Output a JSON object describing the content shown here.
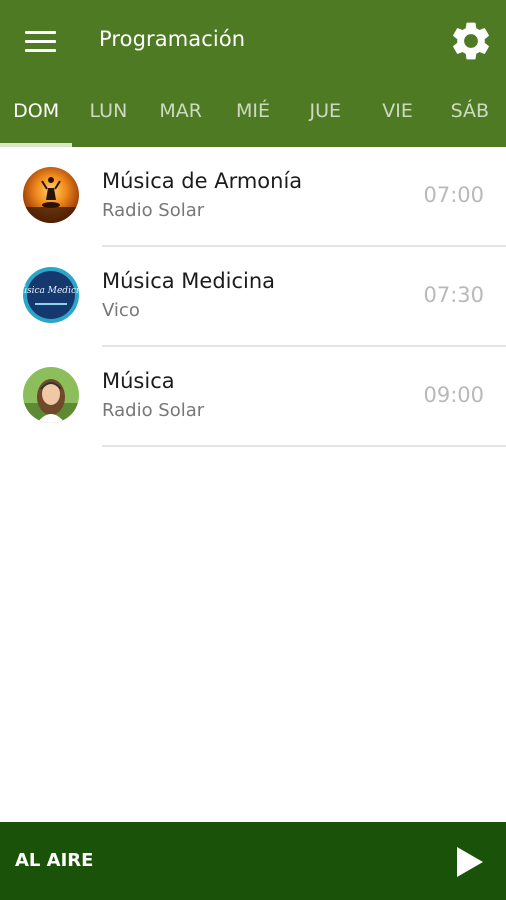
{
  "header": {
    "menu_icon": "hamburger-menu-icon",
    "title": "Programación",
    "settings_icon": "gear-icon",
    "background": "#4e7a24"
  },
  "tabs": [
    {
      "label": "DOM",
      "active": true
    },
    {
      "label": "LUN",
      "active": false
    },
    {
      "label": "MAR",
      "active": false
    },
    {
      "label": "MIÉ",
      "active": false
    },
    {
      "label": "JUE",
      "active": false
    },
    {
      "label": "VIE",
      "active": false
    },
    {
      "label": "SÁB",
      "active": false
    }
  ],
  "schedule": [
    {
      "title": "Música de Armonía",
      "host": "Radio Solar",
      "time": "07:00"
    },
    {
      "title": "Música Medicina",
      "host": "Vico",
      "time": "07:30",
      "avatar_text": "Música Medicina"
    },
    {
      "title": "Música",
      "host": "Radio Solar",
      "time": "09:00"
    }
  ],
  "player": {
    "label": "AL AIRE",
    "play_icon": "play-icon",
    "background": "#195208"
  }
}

EXERCISE DESCRIPTION -
Leave out the pictures and transcribe everything else exactly.

EXERCISE RESPONSE -
Output a JSON object describing the content shown here.
{
  "header": {
    "menu_icon": "hamburger-menu-icon",
    "title": "Programación",
    "settings_icon": "gear-icon",
    "background": "#4e7a24"
  },
  "tabs": [
    {
      "label": "DOM",
      "active": true
    },
    {
      "label": "LUN",
      "active": false
    },
    {
      "label": "MAR",
      "active": false
    },
    {
      "label": "MIÉ",
      "active": false
    },
    {
      "label": "JUE",
      "active": false
    },
    {
      "label": "VIE",
      "active": false
    },
    {
      "label": "SÁB",
      "active": false
    }
  ],
  "schedule": [
    {
      "title": "Música de Armonía",
      "host": "Radio Solar",
      "time": "07:00"
    },
    {
      "title": "Música Medicina",
      "host": "Vico",
      "time": "07:30",
      "avatar_text": "Música Medicina"
    },
    {
      "title": "Música",
      "host": "Radio Solar",
      "time": "09:00"
    }
  ],
  "player": {
    "label": "AL AIRE",
    "play_icon": "play-icon",
    "background": "#195208"
  }
}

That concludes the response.